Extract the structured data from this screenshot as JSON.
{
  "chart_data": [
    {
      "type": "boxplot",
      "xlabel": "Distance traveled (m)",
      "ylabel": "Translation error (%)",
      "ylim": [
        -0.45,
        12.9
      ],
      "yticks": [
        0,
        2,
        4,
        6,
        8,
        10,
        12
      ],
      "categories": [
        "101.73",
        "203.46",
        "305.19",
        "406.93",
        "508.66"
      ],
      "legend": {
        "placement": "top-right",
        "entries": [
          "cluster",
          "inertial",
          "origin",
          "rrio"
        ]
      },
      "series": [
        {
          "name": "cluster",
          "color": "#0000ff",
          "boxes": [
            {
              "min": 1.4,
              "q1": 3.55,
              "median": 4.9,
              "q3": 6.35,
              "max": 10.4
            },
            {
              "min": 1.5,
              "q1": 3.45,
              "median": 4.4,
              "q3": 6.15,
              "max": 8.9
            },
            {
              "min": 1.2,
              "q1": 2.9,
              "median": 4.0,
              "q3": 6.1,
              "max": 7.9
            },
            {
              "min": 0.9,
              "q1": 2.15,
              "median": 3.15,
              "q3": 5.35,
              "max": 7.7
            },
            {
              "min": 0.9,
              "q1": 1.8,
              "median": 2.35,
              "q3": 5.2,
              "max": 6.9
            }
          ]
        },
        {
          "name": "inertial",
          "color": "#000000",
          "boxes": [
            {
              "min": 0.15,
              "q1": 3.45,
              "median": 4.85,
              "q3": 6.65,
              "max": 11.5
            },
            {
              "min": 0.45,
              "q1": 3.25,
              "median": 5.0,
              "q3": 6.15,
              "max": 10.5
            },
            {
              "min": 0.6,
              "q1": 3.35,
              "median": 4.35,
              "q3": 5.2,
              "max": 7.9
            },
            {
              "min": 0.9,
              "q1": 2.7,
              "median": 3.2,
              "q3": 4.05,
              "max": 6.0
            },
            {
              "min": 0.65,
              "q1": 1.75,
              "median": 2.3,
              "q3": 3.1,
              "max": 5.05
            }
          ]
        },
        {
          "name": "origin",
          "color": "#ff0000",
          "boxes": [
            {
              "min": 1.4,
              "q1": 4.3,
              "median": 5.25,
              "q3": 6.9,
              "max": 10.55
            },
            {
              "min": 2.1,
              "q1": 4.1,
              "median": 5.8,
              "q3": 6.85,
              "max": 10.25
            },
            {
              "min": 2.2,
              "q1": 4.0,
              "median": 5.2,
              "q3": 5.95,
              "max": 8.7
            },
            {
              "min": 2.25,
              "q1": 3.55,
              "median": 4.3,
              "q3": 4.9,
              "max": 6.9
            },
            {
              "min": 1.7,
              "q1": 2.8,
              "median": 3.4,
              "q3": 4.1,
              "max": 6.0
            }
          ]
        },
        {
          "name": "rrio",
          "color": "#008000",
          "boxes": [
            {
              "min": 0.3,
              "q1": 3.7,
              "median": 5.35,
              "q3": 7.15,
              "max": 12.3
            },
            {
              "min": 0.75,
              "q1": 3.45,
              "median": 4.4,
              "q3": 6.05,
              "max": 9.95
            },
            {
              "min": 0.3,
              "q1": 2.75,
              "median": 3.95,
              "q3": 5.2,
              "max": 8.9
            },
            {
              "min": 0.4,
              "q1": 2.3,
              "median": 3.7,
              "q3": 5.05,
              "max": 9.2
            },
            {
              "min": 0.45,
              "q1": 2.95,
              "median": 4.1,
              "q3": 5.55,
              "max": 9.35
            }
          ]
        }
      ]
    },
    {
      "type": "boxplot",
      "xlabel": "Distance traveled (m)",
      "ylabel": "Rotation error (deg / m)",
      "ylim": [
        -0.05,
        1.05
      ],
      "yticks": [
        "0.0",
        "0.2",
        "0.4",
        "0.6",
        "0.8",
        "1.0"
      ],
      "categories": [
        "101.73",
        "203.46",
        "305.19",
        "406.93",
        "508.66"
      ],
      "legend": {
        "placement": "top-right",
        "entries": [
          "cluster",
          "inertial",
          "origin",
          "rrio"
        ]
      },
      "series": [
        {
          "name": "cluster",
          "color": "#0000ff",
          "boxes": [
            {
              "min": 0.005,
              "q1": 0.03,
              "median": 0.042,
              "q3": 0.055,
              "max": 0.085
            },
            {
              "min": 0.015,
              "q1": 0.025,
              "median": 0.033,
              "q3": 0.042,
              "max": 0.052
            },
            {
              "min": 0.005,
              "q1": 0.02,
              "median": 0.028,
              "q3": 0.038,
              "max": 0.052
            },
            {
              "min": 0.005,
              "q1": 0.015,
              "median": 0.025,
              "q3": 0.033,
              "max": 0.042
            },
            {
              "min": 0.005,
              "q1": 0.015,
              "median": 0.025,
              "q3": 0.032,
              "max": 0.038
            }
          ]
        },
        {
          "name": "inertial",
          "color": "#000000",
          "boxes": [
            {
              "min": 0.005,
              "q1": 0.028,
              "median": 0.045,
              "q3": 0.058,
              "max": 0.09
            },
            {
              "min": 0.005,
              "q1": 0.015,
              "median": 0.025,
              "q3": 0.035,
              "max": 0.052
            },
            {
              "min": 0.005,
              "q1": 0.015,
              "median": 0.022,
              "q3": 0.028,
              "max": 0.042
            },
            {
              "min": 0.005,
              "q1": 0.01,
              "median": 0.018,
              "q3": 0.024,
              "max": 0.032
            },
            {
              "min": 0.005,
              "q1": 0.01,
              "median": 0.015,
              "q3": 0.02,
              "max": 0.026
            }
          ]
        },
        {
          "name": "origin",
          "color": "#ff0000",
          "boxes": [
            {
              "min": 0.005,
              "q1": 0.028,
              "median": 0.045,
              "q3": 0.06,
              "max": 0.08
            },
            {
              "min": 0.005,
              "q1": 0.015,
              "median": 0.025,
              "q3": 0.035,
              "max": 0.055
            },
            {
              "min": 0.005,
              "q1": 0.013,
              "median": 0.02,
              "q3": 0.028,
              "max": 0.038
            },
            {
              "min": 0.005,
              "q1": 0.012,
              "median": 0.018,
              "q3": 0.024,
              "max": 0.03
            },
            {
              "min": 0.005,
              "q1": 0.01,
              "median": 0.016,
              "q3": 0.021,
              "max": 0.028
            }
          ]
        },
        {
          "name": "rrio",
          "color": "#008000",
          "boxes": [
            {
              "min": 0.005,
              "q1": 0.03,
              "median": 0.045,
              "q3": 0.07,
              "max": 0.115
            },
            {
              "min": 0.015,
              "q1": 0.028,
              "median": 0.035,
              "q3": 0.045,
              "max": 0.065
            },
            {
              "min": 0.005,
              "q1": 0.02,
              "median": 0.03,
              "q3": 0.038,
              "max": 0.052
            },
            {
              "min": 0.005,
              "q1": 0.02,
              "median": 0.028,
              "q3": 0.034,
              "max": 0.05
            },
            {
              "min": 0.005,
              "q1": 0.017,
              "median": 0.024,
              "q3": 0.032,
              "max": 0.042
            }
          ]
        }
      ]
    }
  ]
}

======

■ AIM OF THE EXERCISE ■
Write the data from above out again, exactly.

■ OUTPUT FOR THIS TASK ■
Extract the structured data from this screenshot as JSON.
{
  "chart_data": [
    {
      "type": "boxplot",
      "xlabel": "Distance traveled (m)",
      "ylabel": "Translation error (%)",
      "ylim": [
        -0.45,
        12.9
      ],
      "yticks": [
        0,
        2,
        4,
        6,
        8,
        10,
        12
      ],
      "categories": [
        "101.73",
        "203.46",
        "305.19",
        "406.93",
        "508.66"
      ],
      "legend": {
        "placement": "top-right",
        "entries": [
          "cluster",
          "inertial",
          "origin",
          "rrio"
        ]
      },
      "series": [
        {
          "name": "cluster",
          "color": "#0000ff",
          "boxes": [
            {
              "min": 1.4,
              "q1": 3.55,
              "median": 4.9,
              "q3": 6.35,
              "max": 10.4
            },
            {
              "min": 1.5,
              "q1": 3.45,
              "median": 4.4,
              "q3": 6.15,
              "max": 8.9
            },
            {
              "min": 1.2,
              "q1": 2.9,
              "median": 4.0,
              "q3": 6.1,
              "max": 7.9
            },
            {
              "min": 0.9,
              "q1": 2.15,
              "median": 3.15,
              "q3": 5.35,
              "max": 7.7
            },
            {
              "min": 0.9,
              "q1": 1.8,
              "median": 2.35,
              "q3": 5.2,
              "max": 6.9
            }
          ]
        },
        {
          "name": "inertial",
          "color": "#000000",
          "boxes": [
            {
              "min": 0.15,
              "q1": 3.45,
              "median": 4.85,
              "q3": 6.65,
              "max": 11.5
            },
            {
              "min": 0.45,
              "q1": 3.25,
              "median": 5.0,
              "q3": 6.15,
              "max": 10.5
            },
            {
              "min": 0.6,
              "q1": 3.35,
              "median": 4.35,
              "q3": 5.2,
              "max": 7.9
            },
            {
              "min": 0.9,
              "q1": 2.7,
              "median": 3.2,
              "q3": 4.05,
              "max": 6.0
            },
            {
              "min": 0.65,
              "q1": 1.75,
              "median": 2.3,
              "q3": 3.1,
              "max": 5.05
            }
          ]
        },
        {
          "name": "origin",
          "color": "#ff0000",
          "boxes": [
            {
              "min": 1.4,
              "q1": 4.3,
              "median": 5.25,
              "q3": 6.9,
              "max": 10.55
            },
            {
              "min": 2.1,
              "q1": 4.1,
              "median": 5.8,
              "q3": 6.85,
              "max": 10.25
            },
            {
              "min": 2.2,
              "q1": 4.0,
              "median": 5.2,
              "q3": 5.95,
              "max": 8.7
            },
            {
              "min": 2.25,
              "q1": 3.55,
              "median": 4.3,
              "q3": 4.9,
              "max": 6.9
            },
            {
              "min": 1.7,
              "q1": 2.8,
              "median": 3.4,
              "q3": 4.1,
              "max": 6.0
            }
          ]
        },
        {
          "name": "rrio",
          "color": "#008000",
          "boxes": [
            {
              "min": 0.3,
              "q1": 3.7,
              "median": 5.35,
              "q3": 7.15,
              "max": 12.3
            },
            {
              "min": 0.75,
              "q1": 3.45,
              "median": 4.4,
              "q3": 6.05,
              "max": 9.95
            },
            {
              "min": 0.3,
              "q1": 2.75,
              "median": 3.95,
              "q3": 5.2,
              "max": 8.9
            },
            {
              "min": 0.4,
              "q1": 2.3,
              "median": 3.7,
              "q3": 5.05,
              "max": 9.2
            },
            {
              "min": 0.45,
              "q1": 2.95,
              "median": 4.1,
              "q3": 5.55,
              "max": 9.35
            }
          ]
        }
      ]
    },
    {
      "type": "boxplot",
      "xlabel": "Distance traveled (m)",
      "ylabel": "Rotation error (deg / m)",
      "ylim": [
        -0.05,
        1.05
      ],
      "yticks": [
        "0.0",
        "0.2",
        "0.4",
        "0.6",
        "0.8",
        "1.0"
      ],
      "categories": [
        "101.73",
        "203.46",
        "305.19",
        "406.93",
        "508.66"
      ],
      "legend": {
        "placement": "top-right",
        "entries": [
          "cluster",
          "inertial",
          "origin",
          "rrio"
        ]
      },
      "series": [
        {
          "name": "cluster",
          "color": "#0000ff",
          "boxes": [
            {
              "min": 0.005,
              "q1": 0.03,
              "median": 0.042,
              "q3": 0.055,
              "max": 0.085
            },
            {
              "min": 0.015,
              "q1": 0.025,
              "median": 0.033,
              "q3": 0.042,
              "max": 0.052
            },
            {
              "min": 0.005,
              "q1": 0.02,
              "median": 0.028,
              "q3": 0.038,
              "max": 0.052
            },
            {
              "min": 0.005,
              "q1": 0.015,
              "median": 0.025,
              "q3": 0.033,
              "max": 0.042
            },
            {
              "min": 0.005,
              "q1": 0.015,
              "median": 0.025,
              "q3": 0.032,
              "max": 0.038
            }
          ]
        },
        {
          "name": "inertial",
          "color": "#000000",
          "boxes": [
            {
              "min": 0.005,
              "q1": 0.028,
              "median": 0.045,
              "q3": 0.058,
              "max": 0.09
            },
            {
              "min": 0.005,
              "q1": 0.015,
              "median": 0.025,
              "q3": 0.035,
              "max": 0.052
            },
            {
              "min": 0.005,
              "q1": 0.015,
              "median": 0.022,
              "q3": 0.028,
              "max": 0.042
            },
            {
              "min": 0.005,
              "q1": 0.01,
              "median": 0.018,
              "q3": 0.024,
              "max": 0.032
            },
            {
              "min": 0.005,
              "q1": 0.01,
              "median": 0.015,
              "q3": 0.02,
              "max": 0.026
            }
          ]
        },
        {
          "name": "origin",
          "color": "#ff0000",
          "boxes": [
            {
              "min": 0.005,
              "q1": 0.028,
              "median": 0.045,
              "q3": 0.06,
              "max": 0.08
            },
            {
              "min": 0.005,
              "q1": 0.015,
              "median": 0.025,
              "q3": 0.035,
              "max": 0.055
            },
            {
              "min": 0.005,
              "q1": 0.013,
              "median": 0.02,
              "q3": 0.028,
              "max": 0.038
            },
            {
              "min": 0.005,
              "q1": 0.012,
              "median": 0.018,
              "q3": 0.024,
              "max": 0.03
            },
            {
              "min": 0.005,
              "q1": 0.01,
              "median": 0.016,
              "q3": 0.021,
              "max": 0.028
            }
          ]
        },
        {
          "name": "rrio",
          "color": "#008000",
          "boxes": [
            {
              "min": 0.005,
              "q1": 0.03,
              "median": 0.045,
              "q3": 0.07,
              "max": 0.115
            },
            {
              "min": 0.015,
              "q1": 0.028,
              "median": 0.035,
              "q3": 0.045,
              "max": 0.065
            },
            {
              "min": 0.005,
              "q1": 0.02,
              "median": 0.03,
              "q3": 0.038,
              "max": 0.052
            },
            {
              "min": 0.005,
              "q1": 0.02,
              "median": 0.028,
              "q3": 0.034,
              "max": 0.05
            },
            {
              "min": 0.005,
              "q1": 0.017,
              "median": 0.024,
              "q3": 0.032,
              "max": 0.042
            }
          ]
        }
      ]
    }
  ]
}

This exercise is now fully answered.